Dann nenne mir, neben flexiblen Streben bzw Gummipuffern (was im Prinzip sehr ähnlich ist) und dem Dämpfer bei einem Fully, doch bitte ein drittes Feder-Masse-System im Kraftpfad eines Hinterbaus? (übrigens: Reifen und Schlauch gelten nicht, da bei Hardtail und Fully gleich)

@feedyourhead
Rudirabe darf sein Schnäppchen schon machen wenn er will. Aber warum hat er dann nicht zuerst bei einem CFK Felgen Schnäppchen zugeschlagen? Nutzen Kosten Faktor ist da höher, auch wenn der Lenker 10€ gekostet hätte =D
Und was soll das Gespött mit dem Balsaholz? Dass ne Feder möglichst leicht und stabil sein soll, weil teilweise ungefederte Masse, wirst du mir ja wohl zustimmen, oder? Eine Spiral CFK Feder wäre im Vergleich zu nem Luftfedersystem genauso leicht, nur ein Bauteil, hätte ohne viel Aufwand ne lineare Kennlinie und wäre unkomplizierter, will ich damit andeuten..

@fone


fone schrieb:


> Ich nehme ihm den Menschen ohne technischen Sachverstand sehr wohl ab.
> Da ist er ausgesprochen überzeugend.



Und meinst du damit etwa mich? Oder Ihn?


----------



## PepponeBottazzi (3. Februar 2017)

Stevemckream schrieb:


> Rudirabe darf sein Schnäppchen schon machen wenn er will. Aber warum hat er dann nicht zuerst bei einem CFK Felgen Schnäppchen zugeschlagen?


CFK Felgen kommen für mich nicht in Frage. Die Gefahr eines unentdeckten/versteckten Schadens ist mir zu groß. Zudem sind die Kohlefelgen nicht wirklich leichter. Man muss nicht alles fahren. 

Ein Satz CFK Felgen steht bei mir zum Verkauf. Sieh mal in den Bikemarkt.


----------



## Stevemckream (3. Februar 2017)

Rudirabe schrieb:


> ...
> Ich denke, dass man das nicht so einfach und pauschaliert sagen kann und schon diffenzieren muss. Und das in jeder Hinsicht.


----------



## MTB-News.de




----------



## PepponeBottazzi (3. Februar 2017)




----------



## fone (3. Februar 2017)

Quellenmaterial:
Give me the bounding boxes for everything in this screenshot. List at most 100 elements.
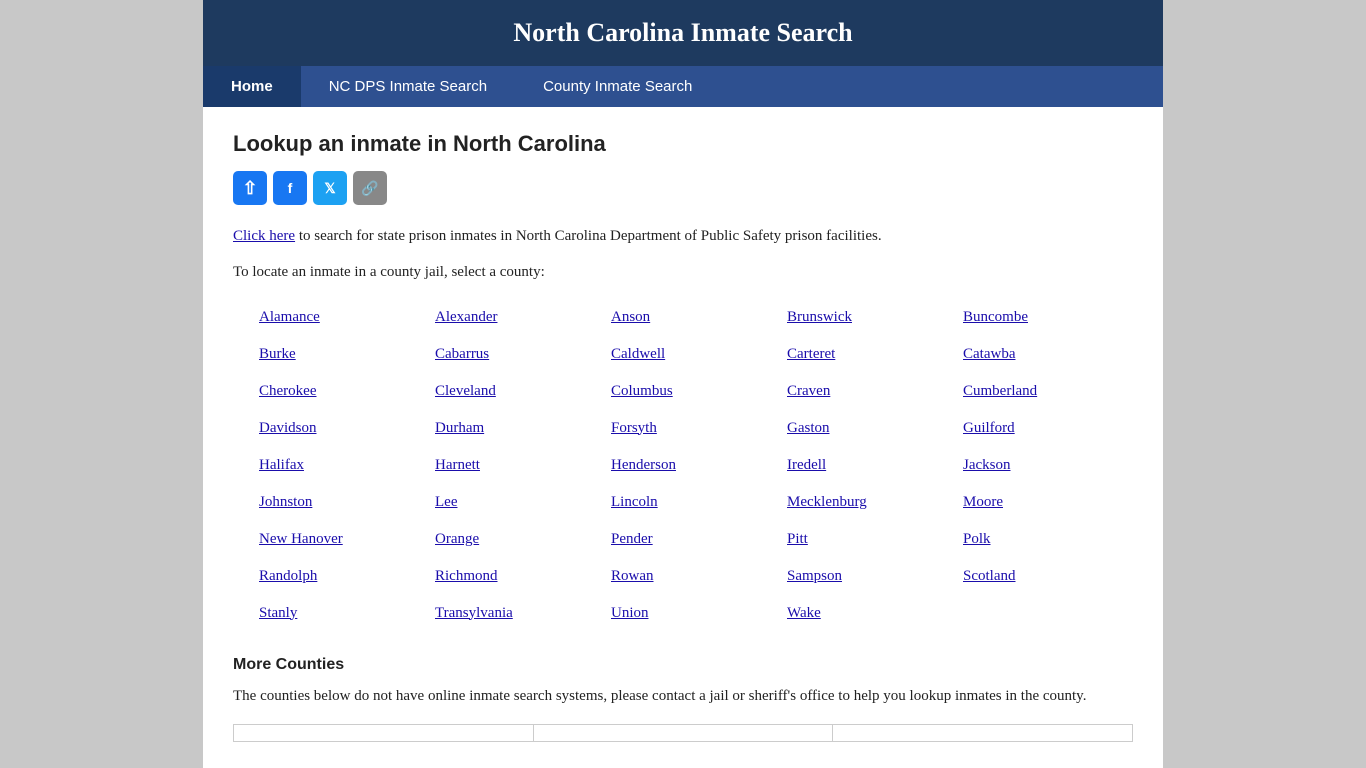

Aufgabe A:
Zähle alle Eigenschaften auf, die der Forenausschnitt einer Spiral-CFK-Feder im Vergleich zu einem Luftfedersystem zuschreibt.
Aufgabe B:
Beantworte anhand des Forenausschnitts folgende Fragen:
(i) Welche beiden Teile gelten bei der Suche nach einem dritten Feder-Masse-System im Hinterbau nicht?
(ii) Wo soll man nach dem Satz CFK Felgen schauen, der zum Verkauf steht?
(iii) Welches Datum tragen die Beiträge mit Namensüberschrift?
Aufgabe C:
Schreibe den Abschnitt des Forenausschnitts neu, der bei den Worten „CFK Felgen kommen“ beginnt und nach „in den Bikemarkt.“ endet, und setze dabei „Carbonfelgen“ an die Stelle von „Kohlefelgen“.
Für das Folgende sind die Daten ohne Belang.

Lösung A:
- genauso leicht
- nur ein Bauteil
- ohne viel Aufwand eine lineare Kennlinie
- unkomplizierter

Lösung B:
(i) Reifen und Schlauch
(ii) Im Bikemarkt
(iii) 3. Februar 2017

Lösung C:
CFK Felgen kommen für mich nicht in Frage. Die Gefahr eines unentdeckten/versteckten Schadens ist mir zu groß. Zudem sind die Carbonfelgen nicht wirklich leichter. Man muss nicht alles fahren. 

Ein Satz CFK Felgen steht bei mir zum Verkauf. Sieh mal in den Bikemarkt.